▸ PROBLEM STATEMENT
Transcribe all records exactly.

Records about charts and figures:
===============

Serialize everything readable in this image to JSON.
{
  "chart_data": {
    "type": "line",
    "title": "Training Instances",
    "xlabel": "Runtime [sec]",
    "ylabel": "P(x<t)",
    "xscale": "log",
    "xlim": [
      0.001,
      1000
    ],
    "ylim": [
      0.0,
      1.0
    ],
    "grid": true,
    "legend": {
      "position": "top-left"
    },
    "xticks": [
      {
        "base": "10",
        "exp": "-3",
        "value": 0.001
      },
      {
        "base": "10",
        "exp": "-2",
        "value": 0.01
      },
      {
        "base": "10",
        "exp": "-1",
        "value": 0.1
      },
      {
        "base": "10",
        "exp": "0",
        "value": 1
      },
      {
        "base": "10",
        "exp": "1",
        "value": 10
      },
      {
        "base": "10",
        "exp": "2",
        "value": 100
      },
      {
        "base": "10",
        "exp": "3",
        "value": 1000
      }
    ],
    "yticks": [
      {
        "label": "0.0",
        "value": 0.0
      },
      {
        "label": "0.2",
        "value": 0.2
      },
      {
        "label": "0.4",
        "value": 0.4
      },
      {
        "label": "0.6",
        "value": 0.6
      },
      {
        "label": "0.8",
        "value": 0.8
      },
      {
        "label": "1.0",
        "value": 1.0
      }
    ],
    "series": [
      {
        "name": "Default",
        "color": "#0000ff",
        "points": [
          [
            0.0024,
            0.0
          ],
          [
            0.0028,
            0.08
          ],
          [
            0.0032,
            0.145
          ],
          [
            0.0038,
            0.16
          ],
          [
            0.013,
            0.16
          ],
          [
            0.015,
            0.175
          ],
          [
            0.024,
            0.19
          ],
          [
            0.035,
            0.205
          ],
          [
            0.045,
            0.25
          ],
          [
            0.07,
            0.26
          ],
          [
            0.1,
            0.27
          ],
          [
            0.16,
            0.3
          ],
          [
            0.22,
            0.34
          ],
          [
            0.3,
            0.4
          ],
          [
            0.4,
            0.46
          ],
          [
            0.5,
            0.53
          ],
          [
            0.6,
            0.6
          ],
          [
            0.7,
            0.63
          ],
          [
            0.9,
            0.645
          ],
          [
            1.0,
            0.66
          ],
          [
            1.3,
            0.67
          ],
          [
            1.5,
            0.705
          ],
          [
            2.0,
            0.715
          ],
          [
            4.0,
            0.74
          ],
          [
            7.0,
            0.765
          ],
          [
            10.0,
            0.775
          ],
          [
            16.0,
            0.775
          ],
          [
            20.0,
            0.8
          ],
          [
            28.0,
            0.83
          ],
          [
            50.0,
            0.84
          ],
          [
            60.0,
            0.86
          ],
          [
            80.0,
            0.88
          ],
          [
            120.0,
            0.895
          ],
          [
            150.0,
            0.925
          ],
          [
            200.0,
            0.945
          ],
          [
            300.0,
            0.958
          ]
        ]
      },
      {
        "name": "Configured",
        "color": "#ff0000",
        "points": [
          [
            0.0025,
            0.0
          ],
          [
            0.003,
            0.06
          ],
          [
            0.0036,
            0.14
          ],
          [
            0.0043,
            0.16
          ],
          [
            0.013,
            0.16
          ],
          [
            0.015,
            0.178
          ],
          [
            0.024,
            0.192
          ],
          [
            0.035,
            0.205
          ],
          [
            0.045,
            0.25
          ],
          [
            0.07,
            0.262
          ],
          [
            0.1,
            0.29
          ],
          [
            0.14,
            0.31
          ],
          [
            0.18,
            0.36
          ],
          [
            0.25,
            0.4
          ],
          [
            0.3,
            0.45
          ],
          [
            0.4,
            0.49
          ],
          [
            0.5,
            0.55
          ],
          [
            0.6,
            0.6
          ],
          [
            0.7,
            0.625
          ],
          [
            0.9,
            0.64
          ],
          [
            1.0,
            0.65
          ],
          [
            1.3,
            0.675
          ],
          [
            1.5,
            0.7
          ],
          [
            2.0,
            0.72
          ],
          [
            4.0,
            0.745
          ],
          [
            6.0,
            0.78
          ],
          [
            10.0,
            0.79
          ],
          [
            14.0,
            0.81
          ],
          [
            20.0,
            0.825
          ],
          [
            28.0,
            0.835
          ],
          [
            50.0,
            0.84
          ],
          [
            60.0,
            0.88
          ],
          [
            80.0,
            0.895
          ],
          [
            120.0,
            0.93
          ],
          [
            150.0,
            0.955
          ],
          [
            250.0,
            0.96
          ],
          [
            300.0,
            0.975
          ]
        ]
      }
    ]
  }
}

===============

▸ TASK RESPONSE
Serialize everything readable in this image to JSON.
{
  "chart_data": {
    "type": "line",
    "title": "Training Instances",
    "xlabel": "Runtime [sec]",
    "ylabel": "P(x<t)",
    "xscale": "log",
    "xlim": [
      0.001,
      1000
    ],
    "ylim": [
      0.0,
      1.0
    ],
    "grid": true,
    "legend": {
      "position": "top-left"
    },
    "xticks": [
      {
        "base": "10",
        "exp": "-3",
        "value": 0.001
      },
      {
        "base": "10",
        "exp": "-2",
        "value": 0.01
      },
      {
        "base": "10",
        "exp": "-1",
        "value": 0.1
      },
      {
        "base": "10",
        "exp": "0",
        "value": 1
      },
      {
        "base": "10",
        "exp": "1",
        "value": 10
      },
      {
        "base": "10",
        "exp": "2",
        "value": 100
      },
      {
        "base": "10",
        "exp": "3",
        "value": 1000
      }
    ],
    "yticks": [
      {
        "label": "0.0",
        "value": 0.0
      },
      {
        "label": "0.2",
        "value": 0.2
      },
      {
        "label": "0.4",
        "value": 0.4
      },
      {
        "label": "0.6",
        "value": 0.6
      },
      {
        "label": "0.8",
        "value": 0.8
      },
      {
        "label": "1.0",
        "value": 1.0
      }
    ],
    "series": [
      {
        "name": "Default",
        "color": "#0000ff",
        "points": [
          [
            0.0024,
            0.0
          ],
          [
            0.0028,
            0.08
          ],
          [
            0.0032,
            0.145
          ],
          [
            0.0038,
            0.16
          ],
          [
            0.013,
            0.16
          ],
          [
            0.015,
            0.175
          ],
          [
            0.024,
            0.19
          ],
          [
            0.035,
            0.205
          ],
          [
            0.045,
            0.25
          ],
          [
            0.07,
            0.26
          ],
          [
            0.1,
            0.27
          ],
          [
            0.16,
            0.3
          ],
          [
            0.22,
            0.34
          ],
          [
            0.3,
            0.4
          ],
          [
            0.4,
            0.46
          ],
          [
            0.5,
            0.53
          ],
          [
            0.6,
            0.6
          ],
          [
            0.7,
            0.63
          ],
          [
            0.9,
            0.645
          ],
          [
            1.0,
            0.66
          ],
          [
            1.3,
            0.67
          ],
          [
            1.5,
            0.705
          ],
          [
            2.0,
            0.715
          ],
          [
            4.0,
            0.74
          ],
          [
            7.0,
            0.765
          ],
          [
            10.0,
            0.775
          ],
          [
            16.0,
            0.775
          ],
          [
            20.0,
            0.8
          ],
          [
            28.0,
            0.83
          ],
          [
            50.0,
            0.84
          ],
          [
            60.0,
            0.86
          ],
          [
            80.0,
            0.88
          ],
          [
            120.0,
            0.895
          ],
          [
            150.0,
            0.925
          ],
          [
            200.0,
            0.945
          ],
          [
            300.0,
            0.958
          ]
        ]
      },
      {
        "name": "Configured",
        "color": "#ff0000",
        "points": [
          [
            0.0025,
            0.0
          ],
          [
            0.003,
            0.06
          ],
          [
            0.0036,
            0.14
          ],
          [
            0.0043,
            0.16
          ],
          [
            0.013,
            0.16
          ],
          [
            0.015,
            0.178
          ],
          [
            0.024,
            0.192
          ],
          [
            0.035,
            0.205
          ],
          [
            0.045,
            0.25
          ],
          [
            0.07,
            0.262
          ],
          [
            0.1,
            0.29
          ],
          [
            0.14,
            0.31
          ],
          [
            0.18,
            0.36
          ],
          [
            0.25,
            0.4
          ],
          [
            0.3,
            0.45
          ],
          [
            0.4,
            0.49
          ],
          [
            0.5,
            0.55
          ],
          [
            0.6,
            0.6
          ],
          [
            0.7,
            0.625
          ],
          [
            0.9,
            0.64
          ],
          [
            1.0,
            0.65
          ],
          [
            1.3,
            0.675
          ],
          [
            1.5,
            0.7
          ],
          [
            2.0,
            0.72
          ],
          [
            4.0,
            0.745
          ],
          [
            6.0,
            0.78
          ],
          [
            10.0,
            0.79
          ],
          [
            14.0,
            0.81
          ],
          [
            20.0,
            0.825
          ],
          [
            28.0,
            0.835
          ],
          [
            50.0,
            0.84
          ],
          [
            60.0,
            0.88
          ],
          [
            80.0,
            0.895
          ],
          [
            120.0,
            0.93
          ],
          [
            150.0,
            0.955
          ],
          [
            250.0,
            0.96
          ],
          [
            300.0,
            0.975
          ]
        ]
      }
    ]
  }
}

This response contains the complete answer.